* _Page extract_
* begin *

Then again, I’m revising the hell out of all of them. It’s not like Michelangelo “finding” the form in the marble. It’s more like a potter shaping something that’s in motion, in response to the shapes that are emerging in her hands. And then collapsing it all and doing it again. That sounds more organic than it is. But then all metaphors are.

As to the serial poems, I try to hew to Jack Spicer’s injunction to listen to “The Outside” – that is, to try not to find the perfect words to ex-press my inner truth, but rather to trust that I’m receiving something more important as words come into my head. And I collect phrases, sentences, etc. I have a “word collection” that I draw upon as the bricks for poemlets – then I put in new words to form the mortar. 

Anyway, here is a section of No Soap (v. 1 of the B.P., as free PDF) - a portion also appeared in Hotel Amerika; and here is a section of Griefing on Summit (v. 2). For poems, see earth day suite, published by the great Beard of Bees Press, also in Chicago, also as a free PDF.


Is that it? Are we done? . . .

OK! Well, now that you’ve suffered through the warm-up act, here are the headliners for Feb. 17:

TONY TRIGILIO’s newest books are The Complete Dark Shadows (of My Childhood), Book 1 (BlazeVOX Books, 2014); White Noise (Apostrophe Books, 2013); and, as editor, Elise Cowen: Poems and Fragments (Ahsahta Press, 2014).  His other books include the poetry collections Historic Diary (BlazeVOX, 2011) and The Lama’s English Lessons (Three Candles Press, 2006); the chapbooks With the Memory, Which is Enormous (Main Street Rag Press, 2009) and Make a Joke and I Will Sigh and You Will Laugh and I Will Cry (Scantily Clad Press, 2008); and two books of criticism, Allen Ginsberg’s Buddhist Poetics (Southern Illinois University Press, 2012) and “Strange Prophecies Anew” (Fairleigh Dickinson University Press, 2000).  He is co-editor of the anthology Visions and Divisions: American Immigration Literature, 1870-1930 (Rutgers University Press, 2008).  He directs the program in Creative Writing/Poetry at Columbia College Chicago and is a co-founder and co-editor of Court Green. Tune in next Monday to Tony's website.

* end *

* _Data entries_

* begin *

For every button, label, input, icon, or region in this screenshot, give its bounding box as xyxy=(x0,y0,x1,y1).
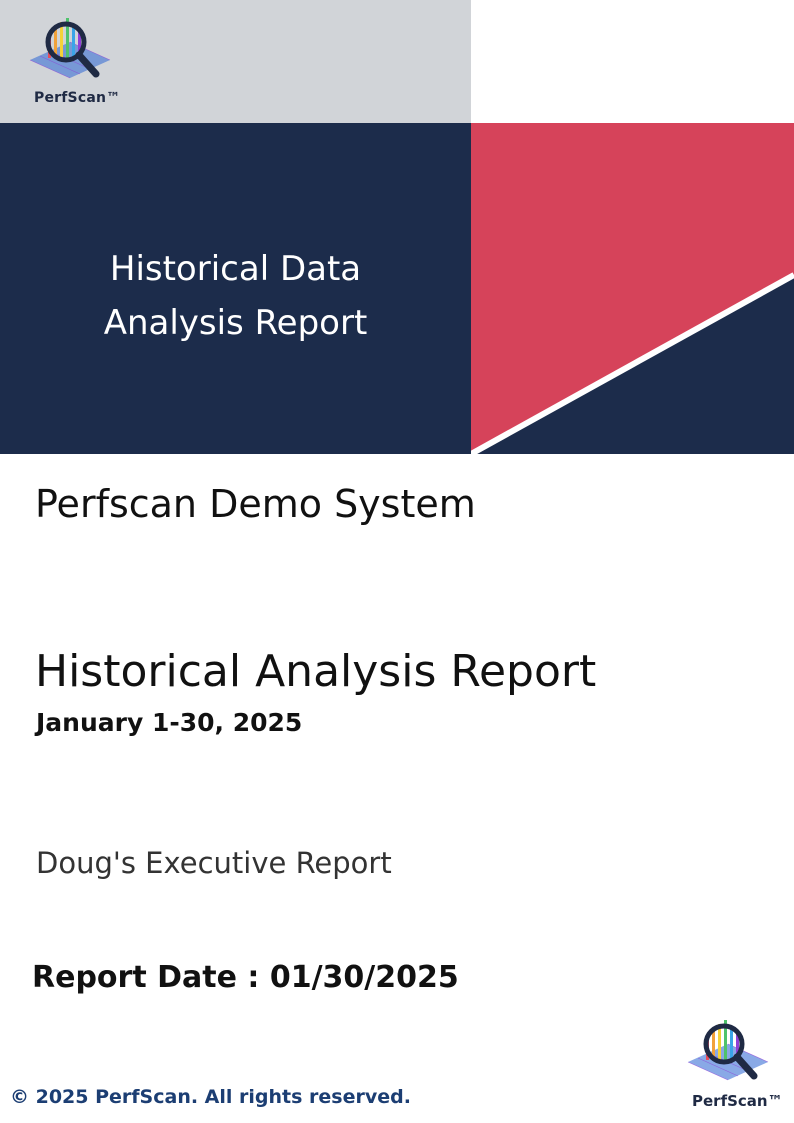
cover-title-line-1: Historical Data xyxy=(109,249,362,289)
report-title: Historical Analysis Report xyxy=(35,646,597,697)
cover-band xyxy=(0,123,471,454)
logo-text: PerfScan™ xyxy=(34,90,121,106)
cover-title-line-2: Analysis Report xyxy=(103,303,368,343)
footer-logo-text: PerfScan™ xyxy=(692,1092,783,1110)
report-date: Report Date : 01/30/2025 xyxy=(32,960,459,995)
report-date-range: January 1-30, 2025 xyxy=(36,708,303,737)
copyright-notice: © 2025 PerfScan. All rights reserved. xyxy=(10,1086,411,1108)
perfscan-footer-logo-icon xyxy=(687,1020,769,1081)
perfscan-logo-icon xyxy=(29,18,111,79)
logo-panel: PerfScan™ xyxy=(0,0,471,123)
cover-title: Historical Data Analysis Report xyxy=(0,242,471,350)
system-name: Perfscan Demo System xyxy=(35,482,476,526)
report-audience: Doug's Executive Report xyxy=(36,846,392,880)
cover-accent-shape xyxy=(471,123,794,454)
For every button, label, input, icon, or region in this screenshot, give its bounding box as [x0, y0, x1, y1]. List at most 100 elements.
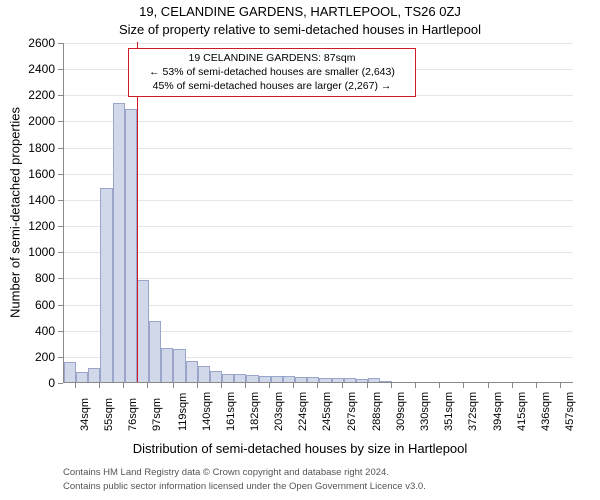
histogram-bar — [222, 374, 234, 382]
y-tick-label: 800 — [21, 271, 55, 285]
histogram-bar — [125, 109, 137, 382]
histogram-bar — [271, 376, 283, 382]
x-tick-mark — [512, 383, 513, 388]
x-tick-mark — [463, 383, 464, 388]
histogram-bar — [319, 378, 331, 382]
gridline — [64, 121, 573, 122]
y-tick-label: 400 — [21, 324, 55, 338]
x-tick-mark — [415, 383, 416, 388]
chart-title-address: 19, CELANDINE GARDENS, HARTLEPOOL, TS26 … — [0, 4, 600, 19]
x-tick-mark — [317, 383, 318, 388]
histogram-bar — [380, 381, 392, 382]
histogram-bar — [259, 376, 271, 382]
x-tick-label: 267sqm — [346, 392, 358, 431]
x-tick-label: 394sqm — [492, 392, 504, 431]
histogram-bar — [198, 366, 210, 382]
x-tick-label: 224sqm — [297, 392, 309, 431]
y-tick-mark — [58, 174, 63, 175]
histogram-bar — [100, 188, 112, 382]
x-tick-mark — [123, 383, 124, 388]
x-tick-mark — [197, 383, 198, 388]
x-tick-label: 245sqm — [321, 392, 333, 431]
x-tick-mark — [488, 383, 489, 388]
y-tick-label: 1600 — [21, 167, 55, 181]
y-tick-mark — [58, 278, 63, 279]
x-tick-label: 140sqm — [201, 392, 213, 431]
x-tick-mark — [147, 383, 148, 388]
y-tick-label: 2600 — [21, 36, 55, 50]
histogram-bar — [210, 371, 222, 382]
y-tick-mark — [58, 69, 63, 70]
y-tick-label: 1200 — [21, 219, 55, 233]
x-tick-mark — [173, 383, 174, 388]
x-tick-label: 288sqm — [371, 392, 383, 431]
histogram-bar — [234, 374, 246, 382]
annotation-line-3: 45% of semi-detached houses are larger (… — [133, 79, 411, 93]
histogram-bar — [88, 368, 100, 382]
x-tick-mark — [367, 383, 368, 388]
y-tick-mark — [58, 226, 63, 227]
histogram-bar — [283, 376, 295, 382]
x-tick-mark — [293, 383, 294, 388]
gridline — [64, 200, 573, 201]
x-tick-label: 415sqm — [516, 392, 528, 431]
histogram-bar — [356, 379, 368, 382]
histogram-bar — [137, 280, 149, 382]
histogram-bar — [332, 378, 344, 382]
histogram-bar — [344, 378, 356, 382]
annotation-box: 19 CELANDINE GARDENS: 87sqm ← 53% of sem… — [128, 48, 416, 97]
y-tick-mark — [58, 305, 63, 306]
histogram-bar — [307, 377, 319, 382]
y-tick-label: 200 — [21, 350, 55, 364]
y-tick-mark — [58, 357, 63, 358]
annotation-line-1: 19 CELANDINE GARDENS: 87sqm — [133, 51, 411, 65]
histogram-bar — [186, 361, 198, 382]
y-tick-mark — [58, 200, 63, 201]
x-tick-label: 351sqm — [443, 392, 455, 431]
x-tick-label: 55sqm — [103, 398, 115, 431]
x-tick-mark — [245, 383, 246, 388]
histogram-bar — [295, 377, 307, 382]
gridline — [64, 43, 573, 44]
histogram-bar — [161, 348, 173, 382]
y-tick-label: 2400 — [21, 62, 55, 76]
y-tick-label: 1400 — [21, 193, 55, 207]
histogram-bar — [368, 378, 380, 382]
histogram-bar — [113, 103, 125, 382]
y-tick-mark — [58, 148, 63, 149]
gridline — [64, 174, 573, 175]
footer-line-1: Contains HM Land Registry data © Crown c… — [63, 467, 389, 478]
x-tick-label: 76sqm — [127, 398, 139, 431]
x-tick-label: 97sqm — [151, 398, 163, 431]
gridline — [64, 226, 573, 227]
y-tick-label: 600 — [21, 298, 55, 312]
y-tick-mark — [58, 383, 63, 384]
histogram-bar — [173, 349, 185, 382]
y-tick-mark — [58, 331, 63, 332]
y-tick-label: 1800 — [21, 141, 55, 155]
x-tick-mark — [99, 383, 100, 388]
x-tick-label: 330sqm — [419, 392, 431, 431]
y-tick-mark — [58, 95, 63, 96]
x-tick-label: 119sqm — [177, 393, 189, 431]
x-tick-mark — [560, 383, 561, 388]
y-tick-label: 1000 — [21, 245, 55, 259]
histogram-bar — [76, 372, 88, 382]
histogram-bar — [149, 321, 161, 382]
x-tick-mark — [342, 383, 343, 388]
footer-line-2: Contains public sector information licen… — [63, 481, 426, 492]
x-tick-mark — [221, 383, 222, 388]
histogram-bar — [64, 362, 76, 382]
chart-title-subtitle: Size of property relative to semi-detach… — [0, 22, 600, 37]
x-tick-label: 372sqm — [467, 392, 479, 431]
y-tick-label: 2200 — [21, 88, 55, 102]
y-tick-mark — [58, 252, 63, 253]
x-tick-label: 203sqm — [273, 392, 285, 431]
x-tick-label: 309sqm — [395, 392, 407, 431]
y-tick-label: 2000 — [21, 114, 55, 128]
annotation-line-2: ← 53% of semi-detached houses are smalle… — [133, 65, 411, 79]
x-tick-label: 436sqm — [540, 392, 552, 431]
x-tick-mark — [536, 383, 537, 388]
x-axis-label: Distribution of semi-detached houses by … — [0, 441, 600, 456]
y-axis-label: Number of semi-detached properties — [8, 103, 23, 323]
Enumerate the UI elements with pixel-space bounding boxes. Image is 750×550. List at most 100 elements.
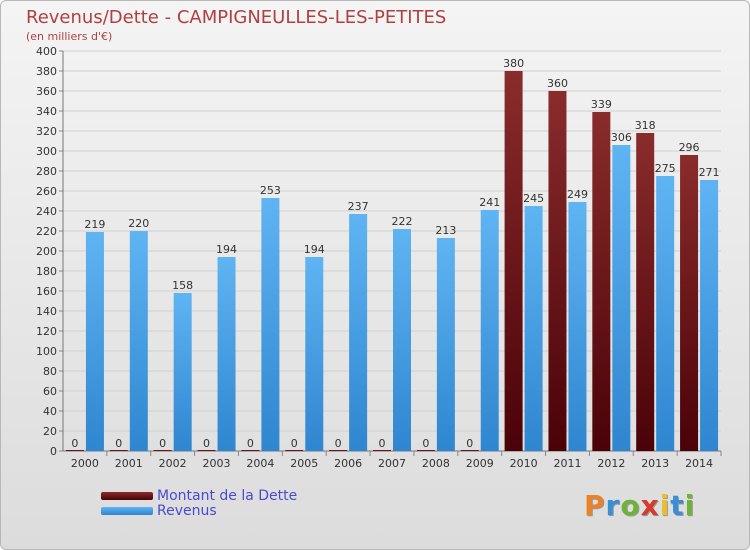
y-tick-label: 360: [36, 85, 57, 98]
data-label-revenus: 213: [435, 224, 456, 237]
data-label-dette: 0: [71, 437, 78, 450]
chart-title: Revenus/Dette - CAMPIGNEULLES-LES-PETITE…: [26, 7, 447, 28]
bar-dette: [153, 450, 172, 451]
data-label-dette: 0: [115, 437, 122, 450]
y-tick-label: 300: [36, 145, 57, 158]
data-labels: 0 219 0 220 0 158 0 194 0 253 0 194 0 237 0 222 0 213 0 241…: [71, 57, 719, 450]
x-tick-label: 2000: [71, 457, 99, 470]
x-tick-label: 2001: [115, 457, 143, 470]
logo-letter: i: [684, 489, 696, 522]
x-tick-label: 2012: [597, 457, 625, 470]
x-tick-label: 2006: [334, 457, 362, 470]
y-tick-label: 80: [43, 365, 57, 378]
axes: 0 20 40 60 80 100 120 140 160 180 200 220 240 260 280 3…: [36, 45, 722, 470]
x-tick-label: 2004: [246, 457, 274, 470]
x-tick-label: 2010: [510, 457, 538, 470]
bar-dette: [197, 450, 216, 451]
data-label-revenus: 158: [172, 279, 193, 292]
bar-revenus: [524, 206, 543, 451]
bar-revenus: [349, 214, 368, 451]
bar-revenus: [612, 145, 631, 451]
bar-dette: [504, 71, 523, 451]
x-tick-label: 2005: [290, 457, 318, 470]
proxiti-logo: Proxiti: [584, 489, 695, 522]
data-label-revenus: 275: [655, 162, 676, 175]
data-label-dette: 0: [291, 437, 298, 450]
y-tick-label: 380: [36, 65, 57, 78]
x-tick-label: 2007: [378, 457, 406, 470]
y-tick-label: 120: [36, 325, 57, 338]
bar-revenus: [656, 176, 675, 451]
x-tick-label: 2003: [203, 457, 231, 470]
logo-letter: r: [605, 489, 621, 522]
data-label-revenus: 194: [304, 243, 325, 256]
y-tick-label: 100: [36, 345, 57, 358]
bar-revenus: [261, 198, 280, 451]
y-tick-label: 40: [43, 405, 57, 418]
bar-revenus: [129, 231, 148, 451]
y-tick-label: 220: [36, 225, 57, 238]
bar-dette: [65, 450, 84, 451]
data-label-dette: 0: [159, 437, 166, 450]
y-tick-label: 20: [43, 425, 57, 438]
logo-letter: i: [659, 489, 671, 522]
legend-swatch-revenus: [101, 506, 153, 515]
logo-letter: t: [670, 489, 685, 522]
legend-item-revenus: Revenus: [101, 503, 297, 519]
data-label-revenus: 237: [348, 200, 369, 213]
data-label-revenus: 253: [260, 184, 281, 197]
data-label-revenus: 220: [128, 217, 149, 230]
y-tick-label: 200: [36, 245, 57, 258]
bar-dette: [416, 450, 435, 451]
y-tick-label: 240: [36, 205, 57, 218]
y-tick-label: 140: [36, 305, 57, 318]
data-label-dette: 0: [247, 437, 254, 450]
legend-swatch-dette: [101, 491, 153, 500]
data-label-dette: 0: [203, 437, 210, 450]
data-label-revenus: 271: [699, 166, 720, 179]
bar-dette: [548, 91, 567, 451]
x-tick-label: 2014: [685, 457, 713, 470]
x-tick-label: 2011: [553, 457, 581, 470]
data-label-revenus: 245: [523, 192, 544, 205]
legend-item-dette: Montant de la Dette: [101, 487, 298, 504]
x-tick-label: 2013: [641, 457, 669, 470]
data-label-dette: 0: [335, 437, 342, 450]
x-tick-label: 2002: [159, 457, 187, 470]
logo-letter: x: [640, 489, 660, 522]
data-label-revenus: 219: [84, 218, 105, 231]
data-label-dette: 296: [679, 141, 700, 154]
bar-dette: [329, 450, 348, 451]
y-tick-label: 280: [36, 165, 57, 178]
y-tick-label: 60: [43, 385, 57, 398]
logo-letter: o: [620, 489, 641, 522]
y-tick-label: 180: [36, 265, 57, 278]
data-label-revenus: 194: [216, 243, 237, 256]
x-tick-label: 2009: [466, 457, 494, 470]
y-tick-label: 160: [36, 285, 57, 298]
bar-dette: [592, 112, 611, 451]
data-label-revenus: 241: [479, 196, 500, 209]
bar-revenus: [305, 257, 324, 451]
data-label-revenus: 222: [392, 215, 413, 228]
bar-revenus: [700, 180, 719, 451]
legend-label-dette: Montant de la Dette: [157, 487, 298, 504]
y-tick-label: 400: [36, 45, 57, 58]
y-tick-label: 260: [36, 185, 57, 198]
bar-revenus: [436, 238, 455, 451]
y-tick-label: 0: [50, 445, 57, 458]
bar-revenus: [217, 257, 236, 451]
y-tick-label: 320: [36, 125, 57, 138]
data-label-dette: 0: [466, 437, 473, 450]
bar-dette: [460, 450, 479, 451]
data-label-dette: 380: [503, 57, 524, 70]
bar-revenus: [173, 293, 192, 451]
bar-dette: [109, 450, 128, 451]
bars: [65, 71, 719, 451]
bar-dette: [636, 133, 655, 451]
y-tick-label: 340: [36, 105, 57, 118]
bar-dette: [680, 155, 699, 451]
grid-lines: [63, 50, 721, 452]
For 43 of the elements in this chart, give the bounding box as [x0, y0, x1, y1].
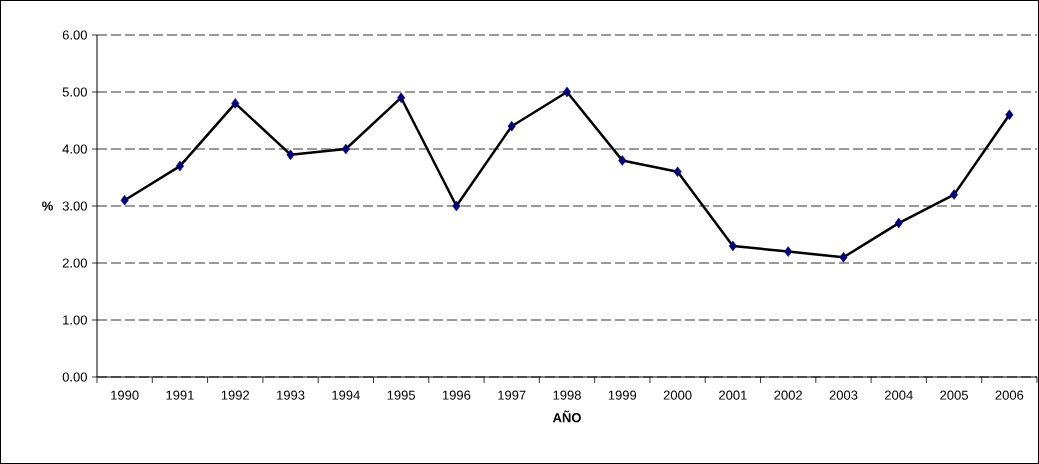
- x-tick-label: 2005: [940, 390, 968, 400]
- x-tick-label: 2003: [829, 390, 858, 400]
- x-tick-label: 1999: [608, 390, 637, 400]
- point: [286, 149, 295, 160]
- point: [728, 240, 737, 252]
- point: [784, 246, 793, 257]
- x-tick-label: 1990: [111, 390, 139, 400]
- point: [1005, 109, 1014, 121]
- y-tick-label: 5.00: [62, 87, 87, 97]
- point: [894, 217, 903, 229]
- y-axis-title: %: [42, 201, 53, 211]
- point: [673, 166, 682, 178]
- x-tick-label: 2000: [663, 390, 692, 400]
- x-tick-label: 1995: [387, 390, 416, 400]
- x-tick-label: 1994: [332, 390, 360, 400]
- x-tick-label: 1991: [166, 390, 194, 400]
- point: [507, 120, 516, 132]
- point: [452, 200, 461, 212]
- x-tick-label: 1992: [221, 390, 250, 400]
- point: [175, 160, 184, 172]
- y-tick-label: 4.00: [62, 144, 87, 154]
- y-tick-label: 1.00: [63, 315, 87, 325]
- point: [120, 195, 129, 206]
- x-tick-label: 1998: [553, 390, 581, 400]
- x-tick-label: 2004: [884, 390, 913, 400]
- y-tick-label: 2.00: [62, 258, 87, 268]
- x-axis-title: AÑO: [552, 410, 581, 423]
- y-tick-label: 6.00: [62, 30, 87, 40]
- point: [563, 86, 572, 98]
- point: [839, 252, 848, 263]
- y-tick-label: 3.00: [62, 201, 87, 211]
- x-tick-label: 2006: [995, 390, 1024, 400]
- y-tick-label: 0.00: [62, 372, 87, 382]
- point: [231, 98, 240, 109]
- x-tick-label: 2001: [719, 390, 747, 400]
- point: [618, 155, 627, 166]
- point: [950, 189, 959, 200]
- x-tick-label: 1996: [442, 390, 471, 400]
- point: [397, 92, 406, 103]
- point: [341, 143, 350, 155]
- x-tick-label: 1997: [498, 390, 526, 400]
- x-tick-label: 2002: [774, 390, 802, 400]
- x-tick-label: 1993: [277, 390, 305, 400]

* end *

* _Given request 1_
Return the passage of the blog post between "Anyway, here is" and "we done? . . .", inclusive, copied word for word.
* _Given request 2_
According to the blog post, at which institution does Tony Trigilio direct the program in Creative Writing/Poetry?

* _Exercise response 1_
Anyway, here is a section of No Soap (v. 1 of the B.P., as free PDF) - a portion also appeared in Hotel Amerika; and here is a section of Griefing on Summit (v. 2). For poems, see earth day suite, published by the great Beard of Bees Press, also in Chicago, also as a free PDF.


Is that it? Are we done? . . .

* _Exercise response 2_
Columbia College Chicago.